--- Exercise requirements ---
Strip the pictures and reproduce the rest of the listing exactly.

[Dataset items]
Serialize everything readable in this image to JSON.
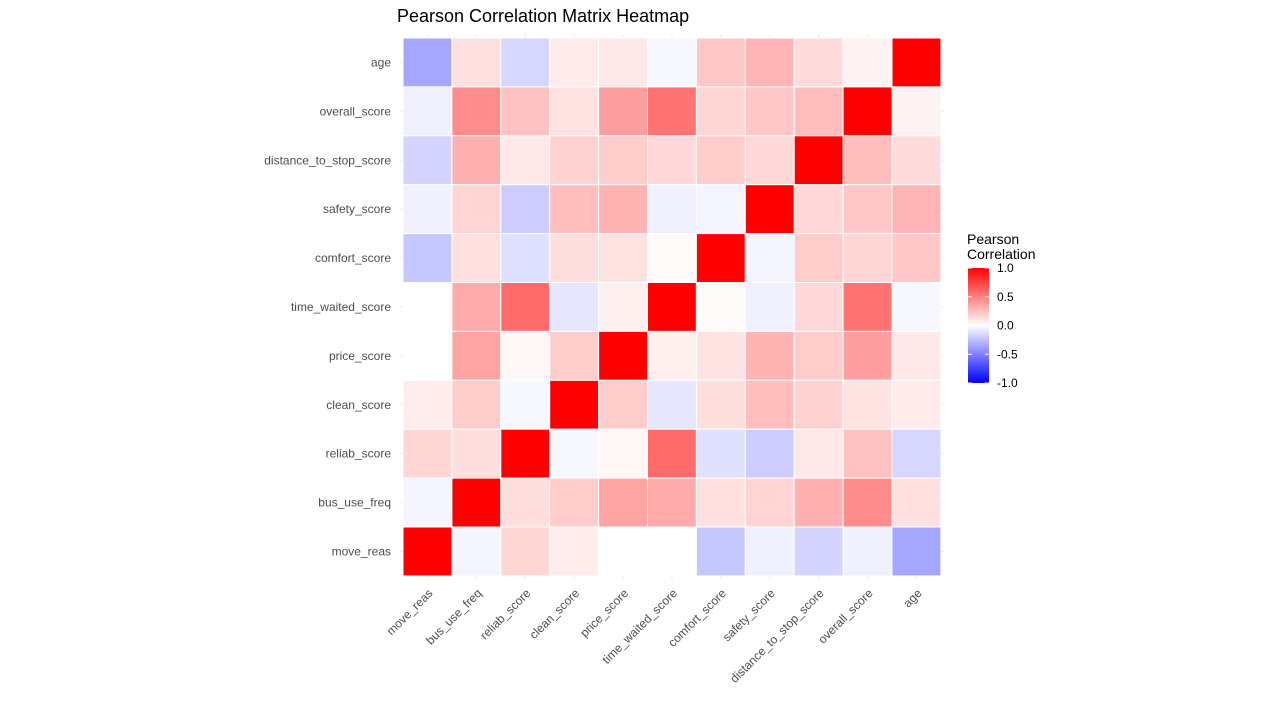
{
  "chart_data": {
    "type": "heatmap",
    "title": "Pearson Correlation Matrix Heatmap",
    "x_labels": [
      "move_reas",
      "bus_use_freq",
      "reliab_score",
      "clean_score",
      "price_score",
      "time_waited_score",
      "comfort_score",
      "safety_score",
      "distance_to_stop_score",
      "overall_score",
      "age"
    ],
    "y_labels_top_to_bottom": [
      "age",
      "overall_score",
      "distance_to_stop_score",
      "safety_score",
      "comfort_score",
      "time_waited_score",
      "price_score",
      "clean_score",
      "reliab_score",
      "bus_use_freq",
      "move_reas"
    ],
    "variables": [
      "move_reas",
      "bus_use_freq",
      "reliab_score",
      "clean_score",
      "price_score",
      "time_waited_score",
      "comfort_score",
      "safety_score",
      "distance_to_stop_score",
      "overall_score",
      "age"
    ],
    "matrix": [
      [
        1.0,
        -0.04,
        0.16,
        0.07,
        0.0,
        0.0,
        -0.22,
        -0.06,
        -0.17,
        -0.06,
        -0.35
      ],
      [
        -0.04,
        1.0,
        0.13,
        0.2,
        0.36,
        0.33,
        0.12,
        0.17,
        0.31,
        0.45,
        0.12
      ],
      [
        0.16,
        0.13,
        1.0,
        -0.03,
        0.03,
        0.58,
        -0.12,
        -0.2,
        0.09,
        0.24,
        -0.16
      ],
      [
        0.07,
        0.2,
        -0.03,
        1.0,
        0.2,
        -0.1,
        0.13,
        0.26,
        0.18,
        0.11,
        0.08
      ],
      [
        0.0,
        0.36,
        0.03,
        0.2,
        1.0,
        0.06,
        0.11,
        0.3,
        0.2,
        0.38,
        0.09
      ],
      [
        0.0,
        0.33,
        0.58,
        -0.1,
        0.06,
        1.0,
        0.02,
        -0.06,
        0.15,
        0.55,
        -0.03
      ],
      [
        -0.22,
        0.12,
        -0.12,
        0.13,
        0.11,
        0.02,
        1.0,
        -0.04,
        0.2,
        0.16,
        0.22
      ],
      [
        -0.06,
        0.17,
        -0.2,
        0.26,
        0.3,
        -0.06,
        -0.04,
        1.0,
        0.15,
        0.22,
        0.29
      ],
      [
        -0.17,
        0.31,
        0.09,
        0.18,
        0.2,
        0.15,
        0.2,
        0.15,
        1.0,
        0.26,
        0.14
      ],
      [
        -0.06,
        0.45,
        0.24,
        0.11,
        0.38,
        0.55,
        0.16,
        0.22,
        0.26,
        1.0,
        0.05
      ],
      [
        -0.35,
        0.12,
        -0.16,
        0.08,
        0.09,
        -0.03,
        0.22,
        0.29,
        0.14,
        0.05,
        1.0
      ]
    ],
    "color_scale": {
      "low": "#0000ff",
      "mid": "#ffffff",
      "high": "#ff0000",
      "limits": [
        -1.0,
        1.0
      ]
    },
    "legend": {
      "title_lines": [
        "Pearson",
        "Correlation"
      ],
      "placement": "right",
      "breaks": [
        1.0,
        0.5,
        0.0,
        -0.5,
        -1.0
      ],
      "labels": [
        "1.0",
        "0.5",
        "0.0",
        "-0.5",
        "-1.0"
      ]
    },
    "grid": true,
    "tile_border_color": "#ffffff"
  }
}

--- Expected answer ---
Serialize everything readable in this image to JSON.
{
  "chart_data": {
    "type": "heatmap",
    "title": "Pearson Correlation Matrix Heatmap",
    "x_labels": [
      "move_reas",
      "bus_use_freq",
      "reliab_score",
      "clean_score",
      "price_score",
      "time_waited_score",
      "comfort_score",
      "safety_score",
      "distance_to_stop_score",
      "overall_score",
      "age"
    ],
    "y_labels_top_to_bottom": [
      "age",
      "overall_score",
      "distance_to_stop_score",
      "safety_score",
      "comfort_score",
      "time_waited_score",
      "price_score",
      "clean_score",
      "reliab_score",
      "bus_use_freq",
      "move_reas"
    ],
    "variables": [
      "move_reas",
      "bus_use_freq",
      "reliab_score",
      "clean_score",
      "price_score",
      "time_waited_score",
      "comfort_score",
      "safety_score",
      "distance_to_stop_score",
      "overall_score",
      "age"
    ],
    "matrix": [
      [
        1.0,
        -0.04,
        0.16,
        0.07,
        0.0,
        0.0,
        -0.22,
        -0.06,
        -0.17,
        -0.06,
        -0.35
      ],
      [
        -0.04,
        1.0,
        0.13,
        0.2,
        0.36,
        0.33,
        0.12,
        0.17,
        0.31,
        0.45,
        0.12
      ],
      [
        0.16,
        0.13,
        1.0,
        -0.03,
        0.03,
        0.58,
        -0.12,
        -0.2,
        0.09,
        0.24,
        -0.16
      ],
      [
        0.07,
        0.2,
        -0.03,
        1.0,
        0.2,
        -0.1,
        0.13,
        0.26,
        0.18,
        0.11,
        0.08
      ],
      [
        0.0,
        0.36,
        0.03,
        0.2,
        1.0,
        0.06,
        0.11,
        0.3,
        0.2,
        0.38,
        0.09
      ],
      [
        0.0,
        0.33,
        0.58,
        -0.1,
        0.06,
        1.0,
        0.02,
        -0.06,
        0.15,
        0.55,
        -0.03
      ],
      [
        -0.22,
        0.12,
        -0.12,
        0.13,
        0.11,
        0.02,
        1.0,
        -0.04,
        0.2,
        0.16,
        0.22
      ],
      [
        -0.06,
        0.17,
        -0.2,
        0.26,
        0.3,
        -0.06,
        -0.04,
        1.0,
        0.15,
        0.22,
        0.29
      ],
      [
        -0.17,
        0.31,
        0.09,
        0.18,
        0.2,
        0.15,
        0.2,
        0.15,
        1.0,
        0.26,
        0.14
      ],
      [
        -0.06,
        0.45,
        0.24,
        0.11,
        0.38,
        0.55,
        0.16,
        0.22,
        0.26,
        1.0,
        0.05
      ],
      [
        -0.35,
        0.12,
        -0.16,
        0.08,
        0.09,
        -0.03,
        0.22,
        0.29,
        0.14,
        0.05,
        1.0
      ]
    ],
    "color_scale": {
      "low": "#0000ff",
      "mid": "#ffffff",
      "high": "#ff0000",
      "limits": [
        -1.0,
        1.0
      ]
    },
    "legend": {
      "title_lines": [
        "Pearson",
        "Correlation"
      ],
      "placement": "right",
      "breaks": [
        1.0,
        0.5,
        0.0,
        -0.5,
        -1.0
      ],
      "labels": [
        "1.0",
        "0.5",
        "0.0",
        "-0.5",
        "-1.0"
      ]
    },
    "grid": true,
    "tile_border_color": "#ffffff"
  }
}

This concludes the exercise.